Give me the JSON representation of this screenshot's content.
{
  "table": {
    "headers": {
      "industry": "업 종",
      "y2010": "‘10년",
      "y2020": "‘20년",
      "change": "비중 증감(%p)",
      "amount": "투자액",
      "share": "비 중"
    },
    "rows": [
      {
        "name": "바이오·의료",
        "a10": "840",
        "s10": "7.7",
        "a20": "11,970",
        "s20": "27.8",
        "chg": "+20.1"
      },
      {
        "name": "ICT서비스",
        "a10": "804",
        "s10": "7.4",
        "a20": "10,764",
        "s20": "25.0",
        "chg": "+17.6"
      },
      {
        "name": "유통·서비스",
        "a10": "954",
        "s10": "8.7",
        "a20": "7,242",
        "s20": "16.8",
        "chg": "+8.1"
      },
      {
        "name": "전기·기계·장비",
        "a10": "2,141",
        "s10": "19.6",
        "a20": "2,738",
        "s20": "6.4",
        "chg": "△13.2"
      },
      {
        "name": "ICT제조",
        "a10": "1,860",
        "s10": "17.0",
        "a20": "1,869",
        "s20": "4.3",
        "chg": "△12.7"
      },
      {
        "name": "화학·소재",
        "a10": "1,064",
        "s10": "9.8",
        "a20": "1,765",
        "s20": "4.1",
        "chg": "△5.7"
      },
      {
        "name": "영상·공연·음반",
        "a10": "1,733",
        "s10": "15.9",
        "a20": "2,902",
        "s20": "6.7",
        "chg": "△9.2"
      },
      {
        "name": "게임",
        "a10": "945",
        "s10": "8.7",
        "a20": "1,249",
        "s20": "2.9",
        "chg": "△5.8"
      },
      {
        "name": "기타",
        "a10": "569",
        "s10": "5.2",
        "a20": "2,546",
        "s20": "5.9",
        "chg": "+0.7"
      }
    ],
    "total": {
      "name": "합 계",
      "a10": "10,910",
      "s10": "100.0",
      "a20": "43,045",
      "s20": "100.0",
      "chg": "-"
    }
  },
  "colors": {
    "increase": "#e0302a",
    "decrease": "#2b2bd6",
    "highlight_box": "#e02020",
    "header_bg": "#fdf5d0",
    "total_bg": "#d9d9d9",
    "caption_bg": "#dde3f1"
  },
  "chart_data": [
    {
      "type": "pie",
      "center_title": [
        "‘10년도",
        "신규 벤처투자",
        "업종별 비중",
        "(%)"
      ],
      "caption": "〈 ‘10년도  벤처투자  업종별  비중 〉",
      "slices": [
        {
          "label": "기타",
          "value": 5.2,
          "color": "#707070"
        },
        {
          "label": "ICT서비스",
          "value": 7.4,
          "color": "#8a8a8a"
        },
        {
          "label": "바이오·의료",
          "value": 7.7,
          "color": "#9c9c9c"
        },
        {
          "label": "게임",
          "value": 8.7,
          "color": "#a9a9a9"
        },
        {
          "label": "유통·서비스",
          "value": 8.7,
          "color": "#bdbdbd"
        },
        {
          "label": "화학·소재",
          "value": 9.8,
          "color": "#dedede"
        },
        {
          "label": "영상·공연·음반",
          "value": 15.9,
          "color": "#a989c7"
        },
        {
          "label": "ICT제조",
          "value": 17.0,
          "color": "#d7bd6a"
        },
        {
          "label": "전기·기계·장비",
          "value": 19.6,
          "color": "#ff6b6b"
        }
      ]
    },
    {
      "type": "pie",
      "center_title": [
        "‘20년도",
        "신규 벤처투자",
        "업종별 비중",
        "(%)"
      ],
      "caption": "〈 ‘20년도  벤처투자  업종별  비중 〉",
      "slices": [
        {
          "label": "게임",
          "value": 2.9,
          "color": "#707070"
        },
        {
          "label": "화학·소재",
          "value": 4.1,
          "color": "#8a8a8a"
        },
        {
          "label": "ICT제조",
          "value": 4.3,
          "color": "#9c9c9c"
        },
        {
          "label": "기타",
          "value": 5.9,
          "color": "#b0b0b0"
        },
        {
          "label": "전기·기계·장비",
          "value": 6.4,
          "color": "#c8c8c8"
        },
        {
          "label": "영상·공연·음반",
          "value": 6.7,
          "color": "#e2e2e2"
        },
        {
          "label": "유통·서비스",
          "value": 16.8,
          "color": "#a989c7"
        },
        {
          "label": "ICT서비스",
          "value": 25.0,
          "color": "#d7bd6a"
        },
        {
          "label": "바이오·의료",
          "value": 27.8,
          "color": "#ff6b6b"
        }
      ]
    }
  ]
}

_WRITTEN INSTRUCTION_: What is the number of lines in the records that contain "name"? Give that number only.

_SOLUTION TO THE PROBLEM_: 10